:: Data records

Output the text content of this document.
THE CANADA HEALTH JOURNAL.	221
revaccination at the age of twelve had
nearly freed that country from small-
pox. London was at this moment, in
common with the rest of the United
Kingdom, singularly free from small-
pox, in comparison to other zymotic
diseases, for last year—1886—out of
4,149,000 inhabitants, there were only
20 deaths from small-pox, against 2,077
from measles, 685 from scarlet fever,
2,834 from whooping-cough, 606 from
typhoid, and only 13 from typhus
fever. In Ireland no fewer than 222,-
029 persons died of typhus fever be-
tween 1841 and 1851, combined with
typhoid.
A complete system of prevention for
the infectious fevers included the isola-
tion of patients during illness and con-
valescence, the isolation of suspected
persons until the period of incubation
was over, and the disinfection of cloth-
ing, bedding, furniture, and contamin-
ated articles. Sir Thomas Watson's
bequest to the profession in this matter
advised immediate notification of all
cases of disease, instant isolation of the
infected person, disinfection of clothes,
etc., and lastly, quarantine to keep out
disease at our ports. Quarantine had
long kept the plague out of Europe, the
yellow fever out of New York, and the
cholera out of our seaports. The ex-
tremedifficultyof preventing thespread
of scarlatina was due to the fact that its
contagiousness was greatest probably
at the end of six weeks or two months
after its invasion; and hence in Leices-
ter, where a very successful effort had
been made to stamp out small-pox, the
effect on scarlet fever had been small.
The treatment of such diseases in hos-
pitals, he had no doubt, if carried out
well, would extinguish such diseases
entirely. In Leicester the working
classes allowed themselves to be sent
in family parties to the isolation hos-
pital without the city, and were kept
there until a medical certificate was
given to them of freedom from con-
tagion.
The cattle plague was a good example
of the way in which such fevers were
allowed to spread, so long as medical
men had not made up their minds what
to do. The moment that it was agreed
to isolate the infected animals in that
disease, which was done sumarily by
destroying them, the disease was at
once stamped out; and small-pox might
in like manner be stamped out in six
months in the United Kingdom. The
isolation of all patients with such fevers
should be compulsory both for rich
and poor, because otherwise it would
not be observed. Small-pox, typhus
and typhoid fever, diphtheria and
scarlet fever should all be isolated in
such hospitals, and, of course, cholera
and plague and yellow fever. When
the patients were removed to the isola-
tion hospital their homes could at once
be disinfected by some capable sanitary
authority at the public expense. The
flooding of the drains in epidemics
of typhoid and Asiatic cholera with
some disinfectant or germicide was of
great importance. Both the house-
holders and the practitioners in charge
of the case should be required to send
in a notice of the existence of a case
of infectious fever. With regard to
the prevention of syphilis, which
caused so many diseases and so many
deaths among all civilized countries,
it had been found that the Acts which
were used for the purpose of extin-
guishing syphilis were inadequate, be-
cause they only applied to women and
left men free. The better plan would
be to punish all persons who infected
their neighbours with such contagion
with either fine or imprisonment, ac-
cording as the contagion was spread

::::

Assignment
For the string "prevention", give the number of lines in the records that contain it and nothing besides.

Exercise result
2